But something unexpected happened: The wind caught the arrow and blew it straight over the cottage and out of sight. They ran, frantically, to the front of the cottage, and there it was… sticking vertically through one of the lawn chairs out front. Unoccupied, as it turns out.
My own days as a kid vacationing at Glidden Lodge on Whitefish Bay were less mischievous, at least from a “deployment of lethal force” perspective. But my brother and I always had the feeling that we were free while we on vacation: Video games weren’t yet portable and the cottages at Glidden Lodge were crude and open to the elements, so we had the feeling of being outdoors for the duration of our stay.
Food was never a big part of the trip. Hamburger stands and supper clubs were the mainstays; we’d make s’mores in the fireplace of our cottage. I remember the ice cream-filled cream puff at the Lodge restaurant being an annual favorite.
By contrast: Back in Door County this month as part of a Door County Visitor Bureau press tour (full details at the end of the story*), our first meal after arriving was at Parador, the new classically styled tapas restaurant in Egg Harbor.
What are tapas doing in Door County, previously known for Al Johnson’s Swedish pancakes and homemade cherry bounce?
And how did these tapas come to be legitimately tasty?
And what’s the deal with all the olive oil shops and wineries in a region with a climate almost but not entirely unlike Napa or Italy?
A fine question. Not surprisingly, Door County has evolved rapidly to keep pace with the often well-heeled visitors from Milwaukee and Chicago who buy up its waterfront homes, fill its marinas with $750,000 yachts, and keep its pricey restaurants and gift shops in the black. Some of that change has been wonderful and refreshing, some has been grimly necessary, and some has been perplexing, but the overall impact has been to leave the peninsula a marvelous place to vacation and dine, if you keep your wits about you.
SPAIN UP NORTH, VIA PARADOR
As a point of reference: While honeymooning in 2007, my wife and I stayed at the Parador (state-run national heritage hotel) in Ronda, Spain. The hotel room’s two balconies overlooked rich pasture land dotted with small farmhouses and a gorgeous crest of mountains, affording one of the most beautiful views we’ve ever enjoyed. The interior decor of the two-story apartment was spare and impeccable. Breakfast was a dream: cafe con leche, fresh fruit, fresh orange juice, local pastries.

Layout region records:
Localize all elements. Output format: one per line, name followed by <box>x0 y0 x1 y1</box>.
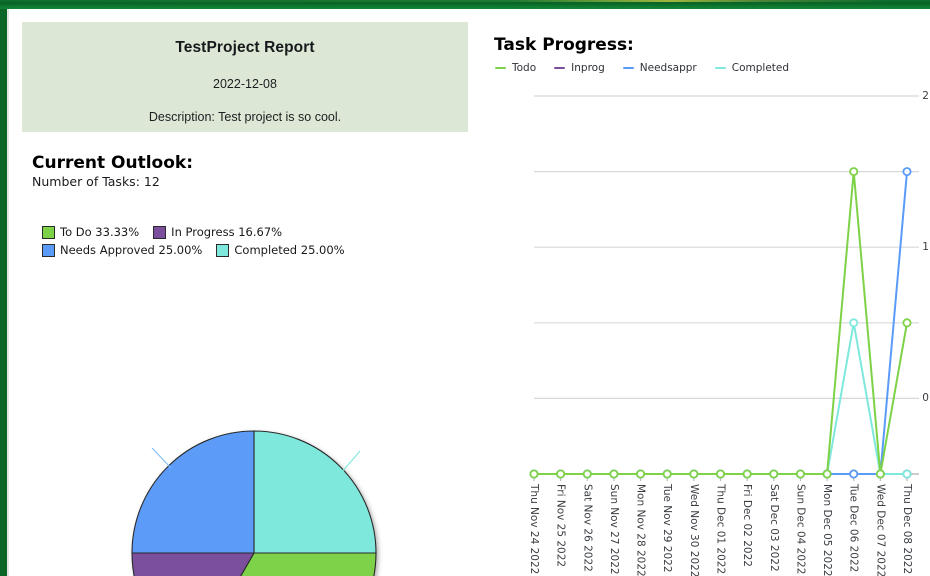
data-point[interactable] <box>529 469 539 479</box>
report-description: Description: Test project is so cool. <box>148 110 342 124</box>
x-tick-label: Tue Dec 06 2022 <box>847 484 860 573</box>
x-tick-label: Wed Nov 30 2022 <box>687 484 700 576</box>
y-tick-label: 1.5 <box>922 241 930 254</box>
line-chart-svg <box>529 95 919 481</box>
x-tick-label: Mon Dec 05 2022 <box>821 484 834 576</box>
line-chart-legend: Todo Inprog Needsappr Completed <box>495 62 807 74</box>
data-point[interactable] <box>742 469 752 479</box>
page-title: TestProject Report <box>175 39 315 56</box>
task-count-label: Number of Tasks: 12 <box>32 174 160 189</box>
line-legend-label: Needsappr <box>639 62 697 74</box>
window-frame-top-sheen <box>0 0 930 2</box>
pie-slice-inprogress <box>131 552 255 576</box>
line-legend-item[interactable]: Needsappr <box>622 62 697 74</box>
report-canvas: TestProject Report 2022-12-08 Descriptio… <box>9 11 930 576</box>
data-point[interactable] <box>849 318 859 328</box>
pie-legend-item: To Do 33.33% <box>42 225 139 239</box>
data-point[interactable] <box>636 469 646 479</box>
data-point[interactable] <box>769 469 779 479</box>
y-tick-label: 2.5 <box>922 90 930 102</box>
x-tick-label: Fri Nov 25 2022 <box>554 484 567 568</box>
pie-legend: To Do 33.33% In Progress 16.67% Needs Appr… <box>42 225 462 261</box>
report-page: TestProject Report 2022-12-08 Descriptio… <box>0 0 930 576</box>
leader-line-needsapproved <box>151 447 172 469</box>
pie-legend-label: Needs Approved 25.00% <box>60 243 203 257</box>
data-point[interactable] <box>715 469 725 479</box>
data-point[interactable] <box>795 469 805 479</box>
line-legend-item[interactable]: Inprog <box>554 62 605 74</box>
x-tick-label: Thu Dec 01 2022 <box>714 484 727 575</box>
y-tick-label: 2 <box>902 166 930 178</box>
pie-legend-swatch <box>42 225 55 239</box>
report-date: 2022-12-08 <box>213 77 277 91</box>
y-tick-label: 0 <box>902 468 930 480</box>
data-point[interactable] <box>689 469 699 479</box>
report-header-card: TestProject Report 2022-12-08 Descriptio… <box>22 22 468 132</box>
pie-chart-svg <box>131 430 377 576</box>
x-tick-label: Sat Dec 03 2022 <box>767 484 780 572</box>
line-legend-label: Inprog <box>571 62 605 74</box>
x-tick-label: Tue Nov 29 2022 <box>661 484 674 573</box>
pie-slice-completed <box>253 430 377 554</box>
line-legend-dash <box>622 66 634 70</box>
pie-legend-item: In Progress 16.67% <box>153 225 282 239</box>
pie-slice-needsapproved <box>131 430 255 554</box>
task-progress-heading: Task Progress: <box>494 35 634 55</box>
line-legend-item[interactable]: Completed <box>714 62 790 74</box>
line-legend-item[interactable]: Todo <box>495 62 536 74</box>
current-outlook-heading: Current Outlook: <box>32 153 193 173</box>
window-frame-left <box>0 9 7 576</box>
data-point[interactable] <box>849 167 859 177</box>
x-tick-label: Mon Nov 28 2022 <box>634 484 647 576</box>
line-legend-label: Completed <box>731 62 790 74</box>
data-point[interactable] <box>662 469 672 479</box>
y-tick-label: 1 <box>902 317 930 329</box>
pie-legend-item: Needs Approved 25.00% <box>42 243 202 257</box>
data-point[interactable] <box>875 469 885 479</box>
pie-legend-label: In Progress 16.67% <box>171 225 283 239</box>
x-tick-label: Wed Dec 07 2022 <box>874 484 887 576</box>
line-legend-dash <box>714 66 726 70</box>
pie-legend-swatch <box>216 243 230 257</box>
line-legend-dash <box>495 66 506 70</box>
y-tick-label: 0.5 <box>922 392 930 405</box>
x-tick-label: Thu Nov 24 2022 <box>528 484 540 575</box>
pie-slices <box>131 430 377 576</box>
line-legend-label: Todo <box>512 62 537 74</box>
x-tick-label: Sun Nov 27 2022 <box>607 484 620 575</box>
pie-chart: Completed 25.00% To Do 33.33% In Progres… <box>9 291 479 576</box>
grid-lines <box>534 95 919 475</box>
x-tick-label: Fri Dec 02 2022 <box>741 484 754 567</box>
leader-line-completed <box>340 450 361 474</box>
x-tick-label: Thu Dec 08 2022 <box>901 484 913 575</box>
data-point[interactable] <box>582 469 592 479</box>
pie-legend-swatch <box>42 243 55 257</box>
x-tick-label: Sat Nov 26 2022 <box>581 484 594 572</box>
data-point[interactable] <box>849 469 859 479</box>
pie-legend-label: To Do 33.33% <box>60 225 140 239</box>
line-legend-dash <box>554 66 566 70</box>
pie-legend-item: Completed 25.00% <box>216 243 345 257</box>
data-point[interactable] <box>556 469 566 479</box>
data-point[interactable] <box>609 469 619 479</box>
pie-legend-label: Completed 25.00% <box>234 243 345 257</box>
data-point[interactable] <box>822 469 832 479</box>
pie-legend-swatch <box>153 225 167 239</box>
x-tick-label: Sun Dec 04 2022 <box>794 484 807 575</box>
line-chart: 0 0.5 1 1.5 2 2.5 Thu Nov 24 2022 Fri Nov 25 2… <box>489 81 930 576</box>
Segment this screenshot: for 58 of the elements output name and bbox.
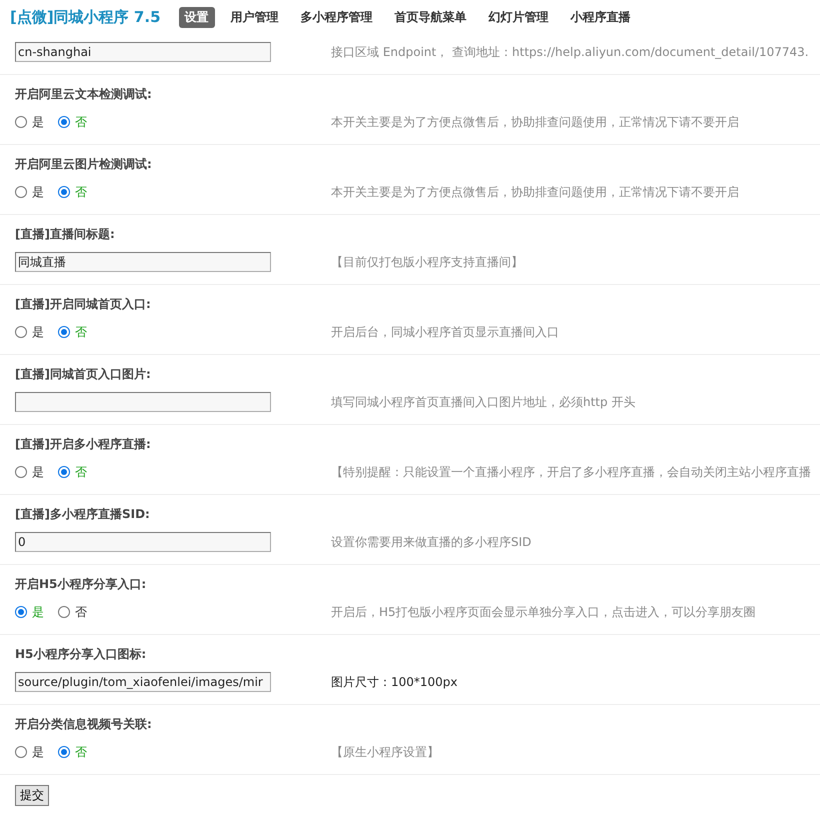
- radio-label: 否: [75, 464, 87, 480]
- radio-label: 是: [32, 114, 44, 130]
- radio-button[interactable]: [58, 116, 70, 128]
- radio-button[interactable]: [58, 746, 70, 758]
- radio-label: 是: [32, 744, 44, 760]
- radio-button[interactable]: [15, 186, 27, 198]
- nav-tab[interactable]: 用户管理: [224, 7, 285, 28]
- text-field[interactable]: cn-shanghai: [15, 42, 271, 62]
- field-label: [直播]直播间标题:: [15, 226, 116, 243]
- radio-label: 否: [75, 604, 87, 620]
- submit-button[interactable]: 提交: [15, 785, 49, 806]
- radio-label: 是: [32, 604, 44, 620]
- radio-label: 否: [75, 744, 87, 760]
- radio-label: 否: [75, 114, 87, 130]
- hint-text: 本开关主要是为了方便点微售后，协助排查问题使用，正常情况下请不要开启: [331, 114, 739, 130]
- hint-text: 开启后，H5打包版小程序页面会显示单独分享入口，点击进入，可以分享朋友圈: [331, 604, 756, 620]
- radio-label: 否: [75, 324, 87, 340]
- field-label: [直播]开启多小程序直播:: [15, 436, 152, 453]
- field-label: [直播]多小程序直播SID:: [15, 506, 151, 523]
- radio-button[interactable]: [15, 466, 27, 478]
- radio-button[interactable]: [15, 606, 27, 618]
- field-label: 开启H5小程序分享入口:: [15, 576, 148, 593]
- radio-button[interactable]: [58, 326, 70, 338]
- radio-button[interactable]: [58, 606, 70, 618]
- app-title: [点微]同城小程序 7.5: [10, 8, 161, 27]
- nav-tab[interactable]: 幻灯片管理: [482, 7, 555, 28]
- text-field[interactable]: 同城直播: [15, 252, 271, 272]
- nav-tab[interactable]: 多小程序管理: [294, 7, 379, 28]
- field-label: 开启阿里云图片检测调试:: [15, 156, 153, 173]
- nav-tab[interactable]: 首页导航菜单: [388, 7, 473, 28]
- hint-text: 图片尺寸：100*100px: [331, 674, 458, 690]
- field-label: 开启分类信息视频号关联:: [15, 716, 153, 733]
- hint-text: 设置你需要用来做直播的多小程序SID: [331, 534, 532, 550]
- radio-button[interactable]: [15, 746, 27, 758]
- hint-text: 填写同城小程序首页直播间入口图片地址，必须http 开头: [331, 394, 636, 410]
- field-label: 开启阿里云文本检测调试:: [15, 86, 153, 103]
- radio-label: 是: [32, 464, 44, 480]
- field-label: [直播]同城首页入口图片:: [15, 366, 152, 383]
- radio-button[interactable]: [15, 326, 27, 338]
- field-label: H5小程序分享入口图标:: [15, 646, 148, 663]
- hint-text: 【原生小程序设置】: [331, 744, 439, 760]
- hint-text: 接口区域 Endpoint， 查询地址：https://help.aliyun.com/document_detail/107743.: [331, 44, 809, 60]
- field-label: [直播]开启同城首页入口:: [15, 296, 152, 313]
- radio-button[interactable]: [58, 466, 70, 478]
- radio-button[interactable]: [58, 186, 70, 198]
- nav-tab[interactable]: 小程序直播: [564, 7, 637, 28]
- text-field[interactable]: [15, 392, 271, 412]
- nav-tab[interactable]: 设置: [178, 7, 215, 28]
- text-field[interactable]: 0: [15, 532, 271, 552]
- hint-text: 【目前仅打包版小程序支持直播间】: [331, 254, 523, 270]
- text-field[interactable]: source/plugin/tom_xiaofenlei/images/mir: [15, 672, 271, 692]
- hint-text: 【特别提醒：只能设置一个直播小程序，开启了多小程序直播，会自动关闭主站小程序直播: [331, 464, 811, 480]
- hint-text: 本开关主要是为了方便点微售后，协助排查问题使用，正常情况下请不要开启: [331, 184, 739, 200]
- hint-text: 开启后台，同城小程序首页显示直播间入口: [331, 324, 559, 340]
- radio-button[interactable]: [15, 116, 27, 128]
- radio-label: 是: [32, 324, 44, 340]
- radio-label: 否: [75, 184, 87, 200]
- radio-label: 是: [32, 184, 44, 200]
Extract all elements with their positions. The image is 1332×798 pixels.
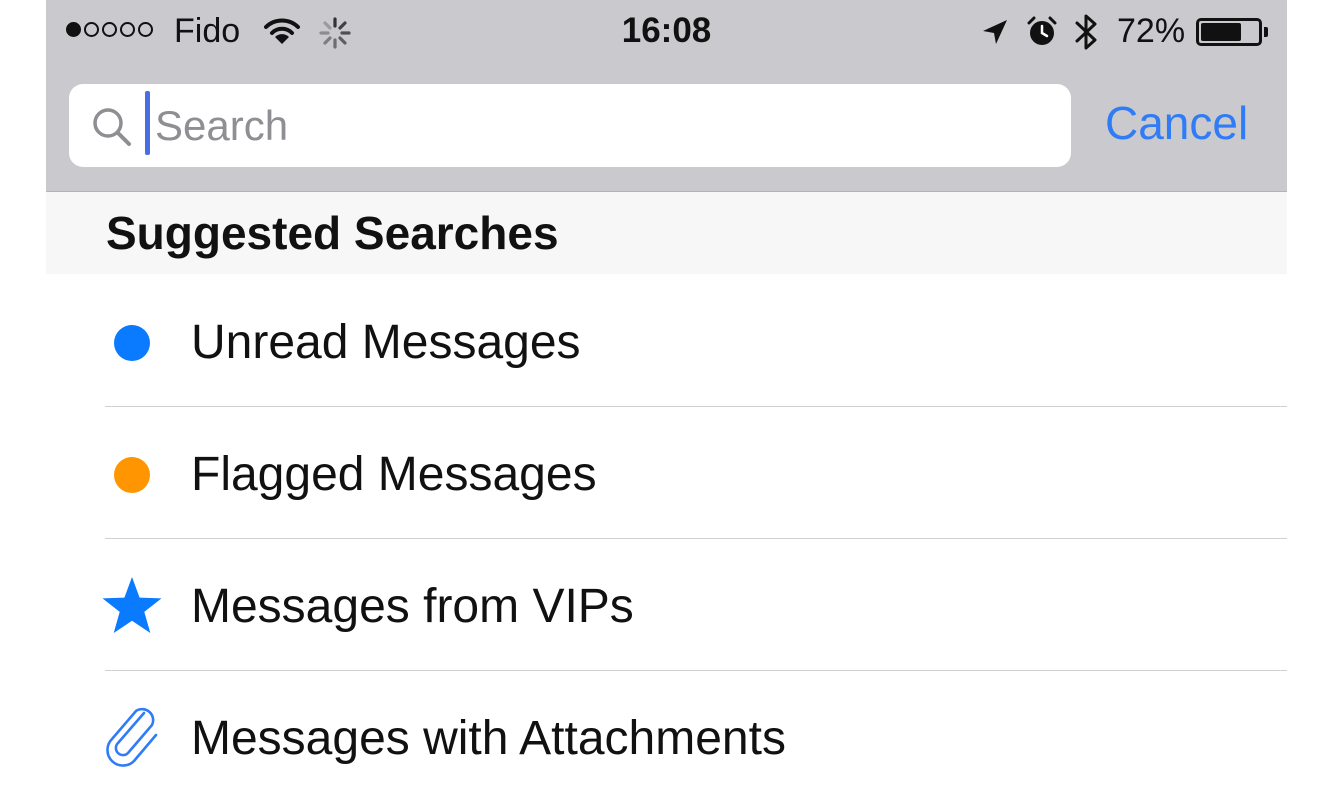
search-header: Fido 16:08 72% Search Cancel bbox=[46, 0, 1287, 192]
search-input[interactable] bbox=[155, 84, 1055, 167]
suggestion-label: Messages from VIPs bbox=[191, 580, 634, 633]
battery-tip bbox=[1264, 27, 1268, 37]
suggestion-label: Messages with Attachments bbox=[191, 712, 786, 765]
cancel-button[interactable]: Cancel bbox=[1105, 96, 1248, 150]
suggestion-flagged-messages[interactable]: Flagged Messages bbox=[46, 407, 1287, 539]
bluetooth-icon bbox=[1074, 12, 1100, 57]
battery-icon bbox=[1196, 18, 1262, 46]
battery-percentage: 72% bbox=[1117, 12, 1186, 50]
section-title: Suggested Searches bbox=[106, 207, 559, 259]
search-icon bbox=[91, 106, 133, 153]
paperclip-icon bbox=[104, 703, 166, 767]
status-bar: Fido 16:08 72% bbox=[46, 0, 1287, 66]
location-arrow-icon bbox=[981, 18, 1009, 51]
orange-dot-icon bbox=[102, 445, 164, 507]
suggestion-messages-from-vips[interactable]: Messages from VIPs bbox=[46, 539, 1287, 671]
battery-level-fill bbox=[1201, 23, 1242, 41]
suggestion-unread-messages[interactable]: Unread Messages bbox=[46, 275, 1287, 407]
search-field[interactable] bbox=[69, 84, 1071, 167]
suggestion-label: Flagged Messages bbox=[191, 448, 597, 501]
mail-search-screen: Fido 16:08 72% Search Cancel Suggested S… bbox=[46, 0, 1287, 798]
suggested-searches-header: Suggested Searches bbox=[46, 192, 1287, 274]
suggestions-list: Unread Messages Flagged Messages Message… bbox=[46, 275, 1287, 798]
blue-dot-icon bbox=[102, 313, 164, 375]
alarm-clock-icon bbox=[1026, 16, 1058, 53]
text-cursor bbox=[145, 91, 150, 155]
suggestion-messages-with-attachments[interactable]: Messages with Attachments bbox=[46, 671, 1287, 798]
clock-time: 16:08 bbox=[621, 11, 712, 50]
suggestion-label: Unread Messages bbox=[191, 316, 581, 369]
star-icon bbox=[100, 573, 162, 635]
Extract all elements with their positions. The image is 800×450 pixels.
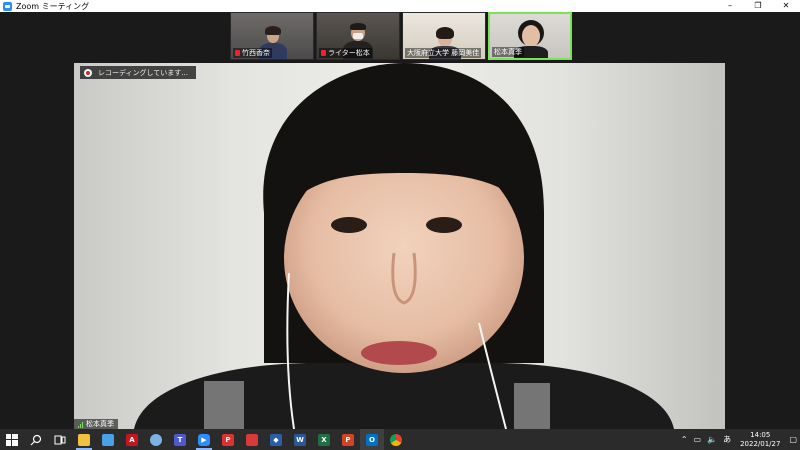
store-button[interactable] <box>96 429 120 450</box>
speaker-name: 松本真季 <box>86 420 114 428</box>
system-tray: ⌃ ▭ 🔈 あ 14:05 2022/01/27 ▢ <box>678 429 800 450</box>
task-view-button[interactable] <box>48 429 72 450</box>
window-controls: – ❐ ✕ <box>716 0 800 12</box>
notification-icon[interactable]: ▢ <box>786 435 800 444</box>
zoom-button[interactable]: ▶ <box>192 429 216 450</box>
participant-name: ライター松本 <box>328 49 370 57</box>
volume-icon[interactable]: 🔈 <box>704 435 720 444</box>
participant-thumbnail[interactable]: ライター松本 <box>316 12 400 60</box>
participant-name: 大阪府立大学 藤岡美佳 <box>407 49 480 57</box>
maximize-button[interactable]: ❐ <box>744 0 772 12</box>
participant-thumbnail[interactable]: 大阪府立大学 藤岡美佳 <box>402 12 486 60</box>
excel-icon: X <box>318 433 330 446</box>
participant-thumbnail[interactable]: 竹西香奈 <box>230 12 314 60</box>
recording-icon <box>84 68 92 77</box>
clock-time: 14:05 <box>750 430 771 439</box>
file-explorer-button[interactable] <box>72 429 96 450</box>
browser-button[interactable] <box>144 429 168 450</box>
participant-thumbnail-active[interactable]: 松本真季 <box>488 12 572 60</box>
task-view-icon <box>54 435 66 444</box>
window-title: Zoom ミーティング <box>16 1 90 11</box>
recording-indicator[interactable]: レコーディングしています... <box>80 66 196 79</box>
powerpoint-button[interactable]: P <box>336 429 360 450</box>
speaker-video-frame <box>134 63 674 429</box>
store-icon <box>102 433 114 446</box>
chrome-button[interactable] <box>384 429 408 450</box>
clock[interactable]: 14:05 2022/01/27 <box>734 431 786 449</box>
recording-text: レコーディングしています... <box>98 68 188 77</box>
participant-thumbnails: 竹西香奈 ライター松本 大阪府立大学 藤岡美佳 松本真季 <box>230 12 572 60</box>
teams-icon: T <box>174 433 186 446</box>
zoom-logo-icon <box>3 1 12 11</box>
start-button[interactable] <box>0 429 24 450</box>
browser-icon <box>150 433 162 446</box>
mic-muted-icon <box>235 50 240 56</box>
teams-button[interactable]: T <box>168 429 192 450</box>
search-icon <box>30 434 42 445</box>
windows-taskbar: A T ▶ P ◆ W X P O ⌃ ▭ 🔈 あ 14:05 2022/01/… <box>0 429 800 450</box>
clock-date: 2022/01/27 <box>740 439 781 448</box>
powerpoint-icon: P <box>342 433 354 446</box>
pdf-button[interactable]: P <box>216 429 240 450</box>
word-icon: W <box>294 433 306 446</box>
signal-bars-icon <box>78 421 83 428</box>
folder-icon <box>78 433 90 446</box>
title-bar: Zoom ミーティング – ❐ ✕ <box>0 0 800 12</box>
chrome-icon <box>390 433 402 446</box>
reader-icon <box>246 433 258 446</box>
reader-button[interactable] <box>240 429 264 450</box>
word-button[interactable]: W <box>288 429 312 450</box>
ime-indicator[interactable]: あ <box>720 434 734 445</box>
minimize-button[interactable]: – <box>716 0 744 12</box>
outlook-icon: O <box>366 433 378 446</box>
close-button[interactable]: ✕ <box>772 0 800 12</box>
outlook-button[interactable]: O <box>360 429 384 450</box>
search-button[interactable] <box>24 429 48 450</box>
acrobat-button[interactable]: A <box>120 429 144 450</box>
acrobat-icon: A <box>126 433 138 446</box>
mic-muted-icon <box>321 50 326 56</box>
windows-icon <box>6 433 18 446</box>
zoom-icon: ▶ <box>198 433 210 446</box>
app-button[interactable]: ◆ <box>264 429 288 450</box>
pdf-icon: P <box>222 433 234 446</box>
excel-button[interactable]: X <box>312 429 336 450</box>
app-icon: ◆ <box>270 433 282 446</box>
speaker-name-label: 松本真季 <box>74 419 118 429</box>
active-speaker-video <box>74 63 725 429</box>
chevron-up-icon[interactable]: ⌃ <box>678 435 691 444</box>
participant-name: 竹西香奈 <box>242 49 270 57</box>
participant-name: 松本真季 <box>494 48 522 56</box>
network-icon[interactable]: ▭ <box>691 435 705 444</box>
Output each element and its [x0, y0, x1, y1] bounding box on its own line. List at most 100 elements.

- **To do**:
Write the next part of the Door County dining travel piece, continuing on from its final sentence. The items have no connection to the text.

- **Exercise result**:
Naturally, the dinner at the Parador restaurant in Egg Harbor didn’t compare to the one in Ronda. It was actually much better. By some quirk of lazy management, the Spanish hotel was serving aggressively priced fancy food served by classically snooty waiters made from lousy ingredients by indifferent chefs. Dessert, which looked great on the menu, emerged as a sub-McDonald’s level ice cream sundae with at least one human hair on it. From appetizer to dessert, Becca and I moved in turn from doubt to shock to horror to hilarity.
Door County’s Parador reminded me far more of the tapas bar we found across the street and down the block from the Spanish hotel — a joint packed with locals that served up simple, nicely balanced bites of food for a reasonable price. While Parador in Door County is a bit more fine dining-oriented than many of its Spanish cousins, it has much in common with them in terms of the flavor profiles of its dishes and its dedication to using fresh ingredients; this makes it all that much more remarkable that the chef, Michael Reid, has never been to Spain. His work stands up with the real deal.
On the night we arrived, Parador was offering three sangrias, including a red, a white with lime and cucumbers, and a sparkling featuring cherry juice, cava, and another Spanish wine. We tried the sparkling sangria and thought it terrific — well balanced, refreshing, light with a bit of bite to it, and not oversweet.
Bacon-wrapped dates ($7) came with a brandied reduction and were pleasingly rich, with the right mix of smoky, sweet, and salty flavors.
A tortilla española ($5, a potato, onion and egg omelet) was also spot on, mellow and soothing.
A Basque apple tart for dessert fell flat in terms of flavor impact, but a queso de cabra ($7, a combination of melted Wisconsin goat cheese and tomato sauce served with garlic toast) was a hit. And a goat cheese cheesecake (above) with impeccable Spanish peanut brittle set our table full of food writers atwitter.
Parador, 7829 Hwy 42, Egg Harbor, WI | 920.868.2255
COLD FISH, HOT FLAMES, AND A SOMEWHAT CONTROLLED EXPLOSION: THE FISH BOIL
What is a fish boil? Cross a plate full of fish with the buttery goodness of lobster with the ending of just about any Die Hard film, and you’ve got a pretty good approximation.
The typical fish boil involves potatoes, peeled onions, and circular cross sections of Lake Michigan whitefish cooking in an old metal cauldron heated by burning wood. As the fish cook, they release oil, which foams up to the top of the roiling kettle and mixes with bits of soot. Ingenious Door County residents (reputedly following an Icelandic tradition established on Washington Island off the northern tip of the peninsula) figured out a way to clear off the foam and make for a tastier supper: Just superheat the fire and boil over the kettle.
The solution to heating up the fire? Throwing kerosene directly onto the flames. The resulting fireball soars as high as a dozen feet into the air and the overflow of water from the kettle extinguishes the flames beneath. Dinner is served.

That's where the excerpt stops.